▽

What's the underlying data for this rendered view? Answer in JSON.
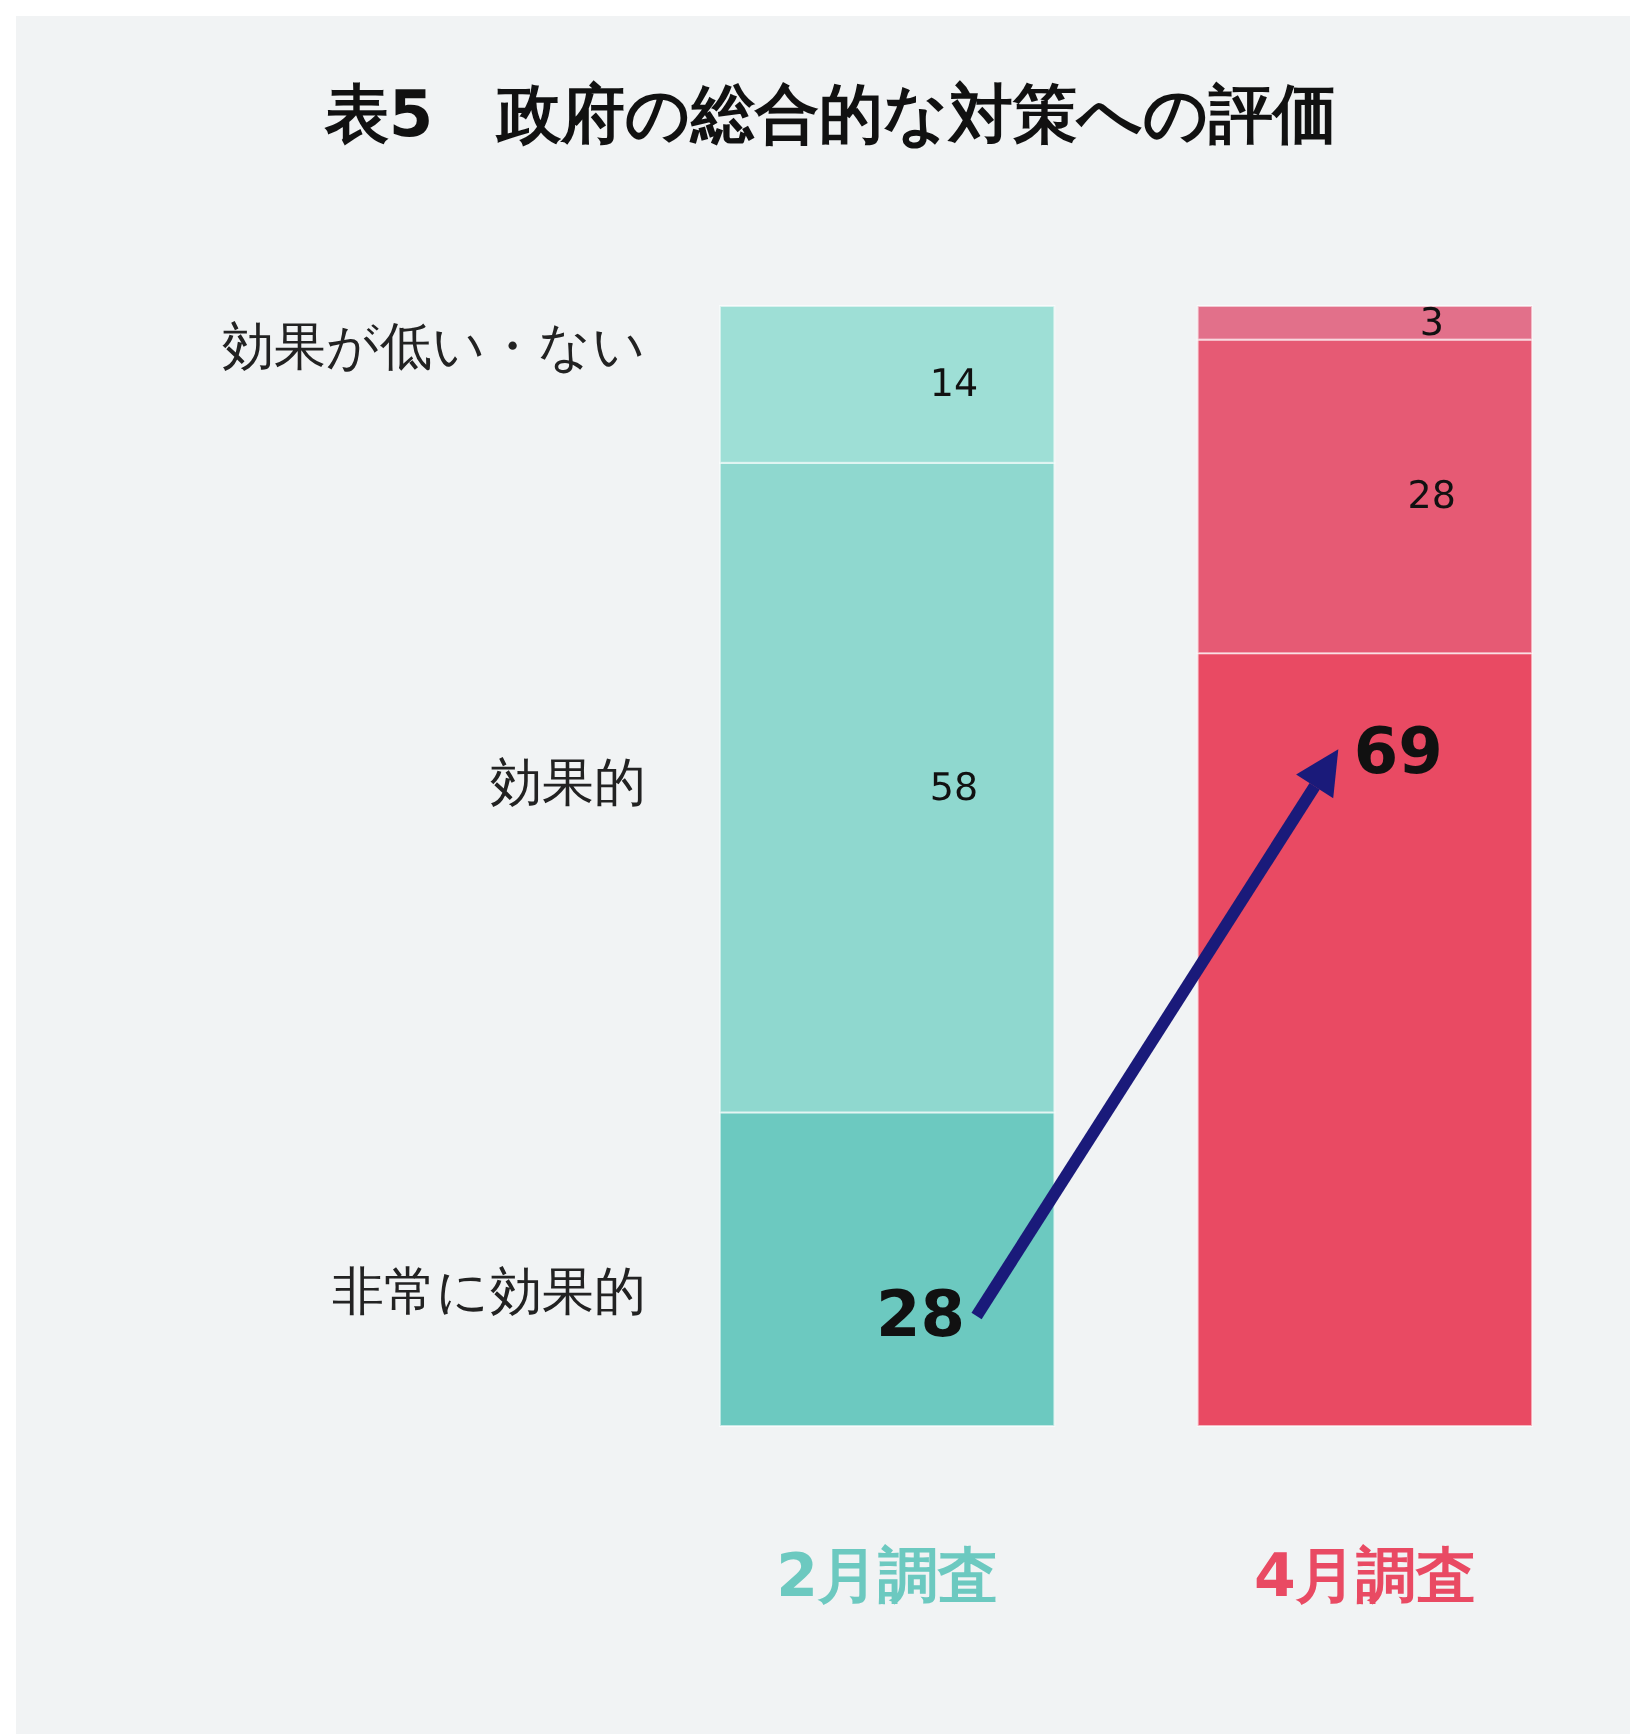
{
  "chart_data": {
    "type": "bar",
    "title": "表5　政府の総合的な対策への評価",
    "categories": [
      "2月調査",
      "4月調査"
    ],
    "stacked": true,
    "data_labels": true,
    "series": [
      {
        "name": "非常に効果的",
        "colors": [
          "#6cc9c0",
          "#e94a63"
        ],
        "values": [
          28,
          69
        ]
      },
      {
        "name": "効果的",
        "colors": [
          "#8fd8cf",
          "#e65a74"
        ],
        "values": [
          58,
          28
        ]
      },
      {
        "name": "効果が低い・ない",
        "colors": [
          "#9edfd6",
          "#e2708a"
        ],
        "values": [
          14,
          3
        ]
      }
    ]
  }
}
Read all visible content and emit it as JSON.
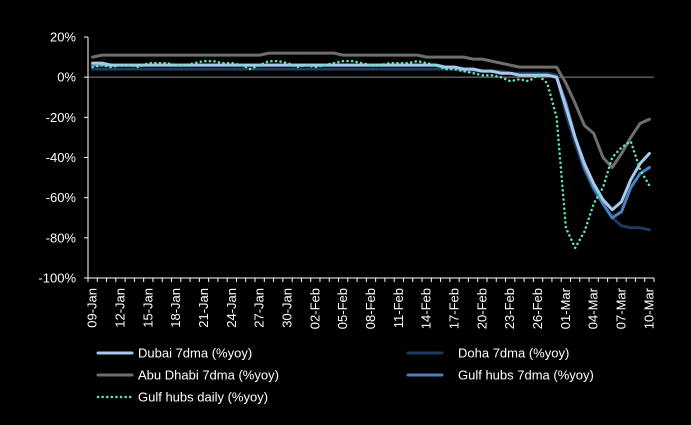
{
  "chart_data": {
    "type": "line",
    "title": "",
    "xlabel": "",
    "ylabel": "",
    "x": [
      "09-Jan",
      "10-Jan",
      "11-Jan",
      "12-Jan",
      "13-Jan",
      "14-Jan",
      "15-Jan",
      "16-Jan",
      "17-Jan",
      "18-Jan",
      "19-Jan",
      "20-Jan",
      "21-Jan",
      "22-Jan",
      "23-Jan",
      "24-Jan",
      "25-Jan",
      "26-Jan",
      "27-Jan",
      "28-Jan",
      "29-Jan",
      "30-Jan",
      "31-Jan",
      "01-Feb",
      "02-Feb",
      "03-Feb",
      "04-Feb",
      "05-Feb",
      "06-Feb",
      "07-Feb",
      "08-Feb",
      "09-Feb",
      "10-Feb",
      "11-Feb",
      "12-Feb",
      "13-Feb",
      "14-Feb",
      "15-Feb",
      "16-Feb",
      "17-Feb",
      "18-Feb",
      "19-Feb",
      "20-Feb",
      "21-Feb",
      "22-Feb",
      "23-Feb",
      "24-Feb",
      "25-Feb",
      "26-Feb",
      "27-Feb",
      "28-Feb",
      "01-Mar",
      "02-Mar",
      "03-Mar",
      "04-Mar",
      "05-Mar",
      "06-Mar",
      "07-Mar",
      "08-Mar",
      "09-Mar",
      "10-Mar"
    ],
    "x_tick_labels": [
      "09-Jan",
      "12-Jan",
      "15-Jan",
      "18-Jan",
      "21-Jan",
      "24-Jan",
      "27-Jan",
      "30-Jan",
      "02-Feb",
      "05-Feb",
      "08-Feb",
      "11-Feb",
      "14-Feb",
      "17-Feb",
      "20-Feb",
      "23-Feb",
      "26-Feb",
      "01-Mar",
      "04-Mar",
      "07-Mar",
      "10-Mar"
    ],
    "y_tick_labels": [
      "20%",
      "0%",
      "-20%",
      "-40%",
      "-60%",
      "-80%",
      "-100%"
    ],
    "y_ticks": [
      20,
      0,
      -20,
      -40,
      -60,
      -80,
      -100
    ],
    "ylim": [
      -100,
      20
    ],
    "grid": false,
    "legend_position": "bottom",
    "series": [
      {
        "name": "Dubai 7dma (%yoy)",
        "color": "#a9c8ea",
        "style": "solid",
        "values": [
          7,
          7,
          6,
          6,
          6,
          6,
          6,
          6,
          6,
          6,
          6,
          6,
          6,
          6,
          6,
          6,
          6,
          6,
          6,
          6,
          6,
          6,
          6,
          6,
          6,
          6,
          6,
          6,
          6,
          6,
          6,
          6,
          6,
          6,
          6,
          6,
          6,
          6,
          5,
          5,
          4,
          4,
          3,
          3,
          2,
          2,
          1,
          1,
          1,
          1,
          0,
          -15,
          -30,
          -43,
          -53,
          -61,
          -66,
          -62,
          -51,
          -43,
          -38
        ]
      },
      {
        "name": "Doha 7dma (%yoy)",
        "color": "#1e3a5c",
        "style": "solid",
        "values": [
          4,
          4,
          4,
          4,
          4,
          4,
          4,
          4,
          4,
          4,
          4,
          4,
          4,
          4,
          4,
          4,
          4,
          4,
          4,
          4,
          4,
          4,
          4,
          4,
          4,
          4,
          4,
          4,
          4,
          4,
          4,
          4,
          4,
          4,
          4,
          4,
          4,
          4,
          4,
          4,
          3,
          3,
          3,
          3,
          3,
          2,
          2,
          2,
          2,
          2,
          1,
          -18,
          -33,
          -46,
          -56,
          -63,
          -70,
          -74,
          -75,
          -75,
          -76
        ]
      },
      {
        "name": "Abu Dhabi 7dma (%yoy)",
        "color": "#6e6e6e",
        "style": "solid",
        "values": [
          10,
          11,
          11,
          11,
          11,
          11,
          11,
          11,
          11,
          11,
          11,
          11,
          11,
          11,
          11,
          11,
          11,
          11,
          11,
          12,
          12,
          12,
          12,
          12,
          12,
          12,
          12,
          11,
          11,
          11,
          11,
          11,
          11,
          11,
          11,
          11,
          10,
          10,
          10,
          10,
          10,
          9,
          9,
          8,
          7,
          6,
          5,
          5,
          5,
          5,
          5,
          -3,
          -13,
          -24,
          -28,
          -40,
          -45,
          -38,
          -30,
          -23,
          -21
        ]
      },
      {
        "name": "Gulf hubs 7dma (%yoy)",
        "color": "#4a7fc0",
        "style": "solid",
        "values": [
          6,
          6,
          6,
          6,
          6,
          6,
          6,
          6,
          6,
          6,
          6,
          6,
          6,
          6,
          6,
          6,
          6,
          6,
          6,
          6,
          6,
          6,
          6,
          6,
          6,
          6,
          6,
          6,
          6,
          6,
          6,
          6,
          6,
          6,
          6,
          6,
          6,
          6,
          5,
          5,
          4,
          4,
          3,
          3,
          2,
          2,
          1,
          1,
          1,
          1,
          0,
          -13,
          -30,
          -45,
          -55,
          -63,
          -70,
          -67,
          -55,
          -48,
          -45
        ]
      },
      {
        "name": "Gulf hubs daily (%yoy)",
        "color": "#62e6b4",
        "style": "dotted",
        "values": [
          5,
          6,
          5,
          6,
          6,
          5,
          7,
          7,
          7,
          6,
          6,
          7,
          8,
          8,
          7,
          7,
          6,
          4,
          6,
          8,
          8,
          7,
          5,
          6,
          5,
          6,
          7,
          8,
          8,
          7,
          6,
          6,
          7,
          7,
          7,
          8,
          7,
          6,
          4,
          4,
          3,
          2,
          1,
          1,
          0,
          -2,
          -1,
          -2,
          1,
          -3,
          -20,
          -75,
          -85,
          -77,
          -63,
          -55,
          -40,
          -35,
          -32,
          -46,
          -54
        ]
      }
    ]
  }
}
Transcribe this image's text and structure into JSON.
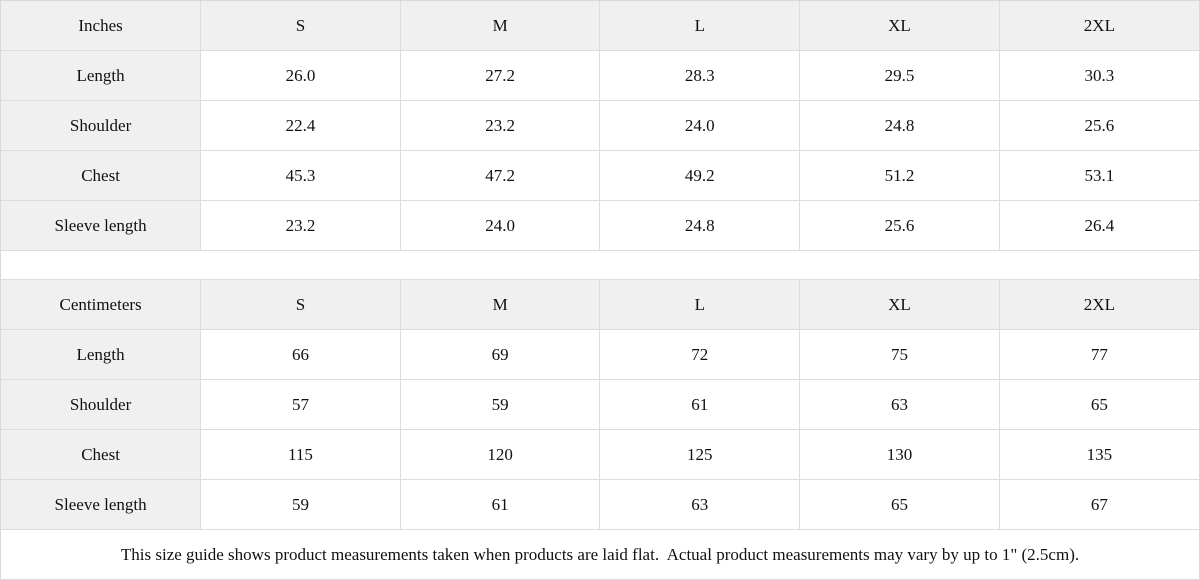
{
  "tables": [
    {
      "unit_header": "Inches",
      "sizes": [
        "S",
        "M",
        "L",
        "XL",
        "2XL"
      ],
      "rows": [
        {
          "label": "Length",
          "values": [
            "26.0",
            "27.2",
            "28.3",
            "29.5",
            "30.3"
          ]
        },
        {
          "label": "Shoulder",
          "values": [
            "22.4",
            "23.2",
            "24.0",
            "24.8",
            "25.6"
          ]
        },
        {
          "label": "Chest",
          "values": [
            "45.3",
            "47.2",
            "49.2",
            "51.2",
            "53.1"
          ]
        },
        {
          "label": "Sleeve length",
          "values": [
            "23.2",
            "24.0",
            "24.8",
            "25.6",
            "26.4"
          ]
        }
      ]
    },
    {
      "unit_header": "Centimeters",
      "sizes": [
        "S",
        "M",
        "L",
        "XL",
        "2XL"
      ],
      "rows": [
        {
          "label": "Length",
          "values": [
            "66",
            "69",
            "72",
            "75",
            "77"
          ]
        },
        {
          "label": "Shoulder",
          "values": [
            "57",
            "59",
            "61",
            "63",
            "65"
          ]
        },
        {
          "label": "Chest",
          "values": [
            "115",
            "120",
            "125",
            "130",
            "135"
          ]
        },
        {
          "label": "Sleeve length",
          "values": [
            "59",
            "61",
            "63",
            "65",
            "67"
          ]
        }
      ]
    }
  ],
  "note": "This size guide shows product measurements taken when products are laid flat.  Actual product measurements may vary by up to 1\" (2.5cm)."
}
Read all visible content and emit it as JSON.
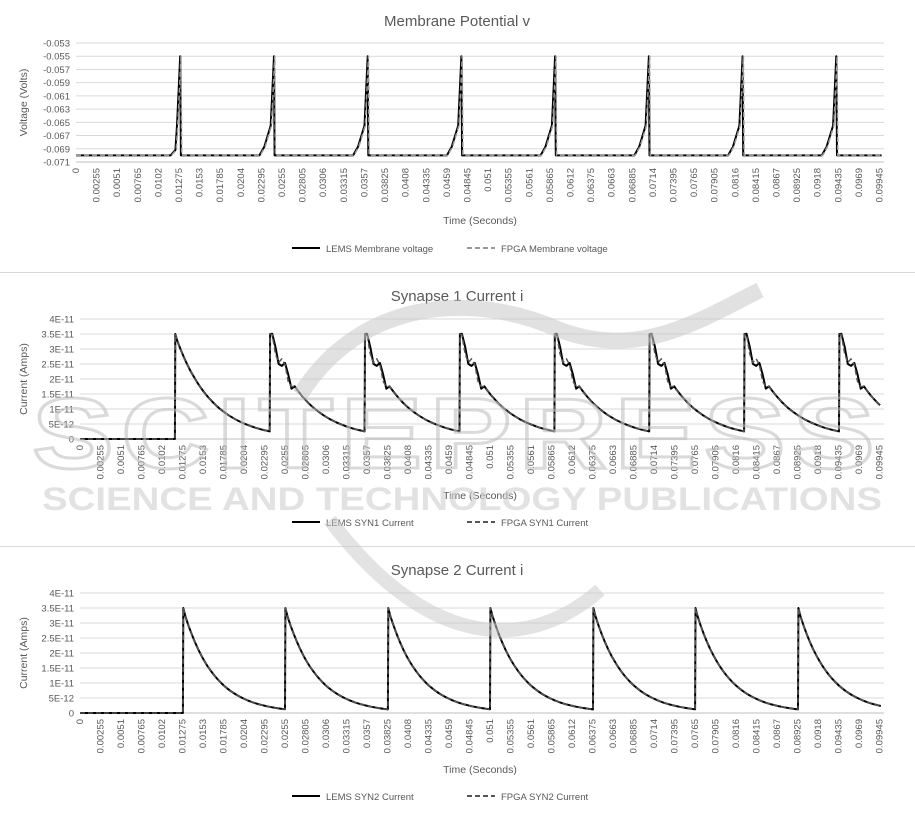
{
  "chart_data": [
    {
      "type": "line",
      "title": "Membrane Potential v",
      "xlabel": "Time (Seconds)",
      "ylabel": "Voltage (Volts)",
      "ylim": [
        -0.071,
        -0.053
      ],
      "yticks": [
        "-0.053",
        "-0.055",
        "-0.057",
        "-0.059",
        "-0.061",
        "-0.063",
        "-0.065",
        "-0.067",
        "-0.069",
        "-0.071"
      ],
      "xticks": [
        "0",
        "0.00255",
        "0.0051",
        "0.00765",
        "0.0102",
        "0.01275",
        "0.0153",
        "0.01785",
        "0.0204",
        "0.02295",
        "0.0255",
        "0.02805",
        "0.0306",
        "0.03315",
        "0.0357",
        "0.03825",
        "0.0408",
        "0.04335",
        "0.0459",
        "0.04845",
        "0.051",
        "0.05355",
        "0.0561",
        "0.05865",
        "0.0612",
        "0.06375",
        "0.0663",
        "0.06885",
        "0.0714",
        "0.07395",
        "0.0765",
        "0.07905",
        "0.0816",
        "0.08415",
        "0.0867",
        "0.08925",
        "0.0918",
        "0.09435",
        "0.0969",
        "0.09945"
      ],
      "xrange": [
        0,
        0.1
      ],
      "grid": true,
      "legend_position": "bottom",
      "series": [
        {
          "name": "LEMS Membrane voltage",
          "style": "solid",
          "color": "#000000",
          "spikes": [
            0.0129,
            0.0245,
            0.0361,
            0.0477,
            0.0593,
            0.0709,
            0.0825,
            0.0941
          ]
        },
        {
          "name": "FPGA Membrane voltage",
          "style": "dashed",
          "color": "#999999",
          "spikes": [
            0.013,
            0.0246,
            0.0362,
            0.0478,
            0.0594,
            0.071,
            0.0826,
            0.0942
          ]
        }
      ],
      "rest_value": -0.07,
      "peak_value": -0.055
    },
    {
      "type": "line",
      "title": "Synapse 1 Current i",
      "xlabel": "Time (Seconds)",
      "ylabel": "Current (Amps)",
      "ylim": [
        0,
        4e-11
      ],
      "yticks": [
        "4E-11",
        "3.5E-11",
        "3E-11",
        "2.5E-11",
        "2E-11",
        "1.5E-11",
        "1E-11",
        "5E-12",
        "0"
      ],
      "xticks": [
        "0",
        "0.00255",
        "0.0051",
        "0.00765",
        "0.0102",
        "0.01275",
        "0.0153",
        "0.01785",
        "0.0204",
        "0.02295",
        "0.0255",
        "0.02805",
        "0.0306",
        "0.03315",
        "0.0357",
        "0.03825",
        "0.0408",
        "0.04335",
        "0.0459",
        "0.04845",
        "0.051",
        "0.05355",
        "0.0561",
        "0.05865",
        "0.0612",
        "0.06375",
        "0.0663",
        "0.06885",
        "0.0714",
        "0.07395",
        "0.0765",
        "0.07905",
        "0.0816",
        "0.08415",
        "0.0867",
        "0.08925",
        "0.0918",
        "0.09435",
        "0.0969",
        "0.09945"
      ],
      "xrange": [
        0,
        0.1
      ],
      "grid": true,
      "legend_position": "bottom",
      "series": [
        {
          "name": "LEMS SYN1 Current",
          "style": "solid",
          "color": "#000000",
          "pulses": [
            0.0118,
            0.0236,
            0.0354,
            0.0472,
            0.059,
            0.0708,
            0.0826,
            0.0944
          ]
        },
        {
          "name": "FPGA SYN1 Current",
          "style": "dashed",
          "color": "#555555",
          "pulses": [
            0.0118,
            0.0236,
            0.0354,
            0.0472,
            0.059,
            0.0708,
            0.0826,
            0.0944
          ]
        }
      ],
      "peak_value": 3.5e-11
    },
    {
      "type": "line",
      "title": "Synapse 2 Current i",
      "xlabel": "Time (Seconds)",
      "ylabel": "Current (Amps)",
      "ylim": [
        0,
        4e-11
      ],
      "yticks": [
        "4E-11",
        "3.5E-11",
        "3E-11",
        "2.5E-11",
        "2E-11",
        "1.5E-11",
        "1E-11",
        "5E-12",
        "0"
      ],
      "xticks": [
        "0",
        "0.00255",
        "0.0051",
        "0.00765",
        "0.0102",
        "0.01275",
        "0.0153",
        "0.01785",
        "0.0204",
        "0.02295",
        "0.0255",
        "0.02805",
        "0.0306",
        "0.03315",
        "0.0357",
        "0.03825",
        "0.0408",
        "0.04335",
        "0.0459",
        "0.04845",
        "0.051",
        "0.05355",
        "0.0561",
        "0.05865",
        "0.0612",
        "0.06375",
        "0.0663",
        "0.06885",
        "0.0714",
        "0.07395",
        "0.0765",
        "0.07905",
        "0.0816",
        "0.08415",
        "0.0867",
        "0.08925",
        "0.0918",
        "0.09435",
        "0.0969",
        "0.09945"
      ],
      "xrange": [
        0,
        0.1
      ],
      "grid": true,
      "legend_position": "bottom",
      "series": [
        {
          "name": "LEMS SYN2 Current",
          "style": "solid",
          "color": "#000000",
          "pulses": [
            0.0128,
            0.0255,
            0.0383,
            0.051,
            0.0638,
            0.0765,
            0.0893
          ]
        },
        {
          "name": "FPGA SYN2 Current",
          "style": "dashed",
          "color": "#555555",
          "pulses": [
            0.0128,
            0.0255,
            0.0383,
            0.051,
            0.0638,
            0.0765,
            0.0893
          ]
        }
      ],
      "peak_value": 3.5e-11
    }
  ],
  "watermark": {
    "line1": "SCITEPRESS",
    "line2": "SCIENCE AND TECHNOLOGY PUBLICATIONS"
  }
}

△

▶ The task: Pull every line containing "Current" out of the records.

▶ Answer in full:
      "title": "Synapse 1 Current i",
      "ylabel": "Current (Amps)",
          "name": "LEMS SYN1 Current",
          "name": "FPGA SYN1 Current",
      "title": "Synapse 2 Current i",
      "ylabel": "Current (Amps)",
          "name": "LEMS SYN2 Current",
          "name": "FPGA SYN2 Current",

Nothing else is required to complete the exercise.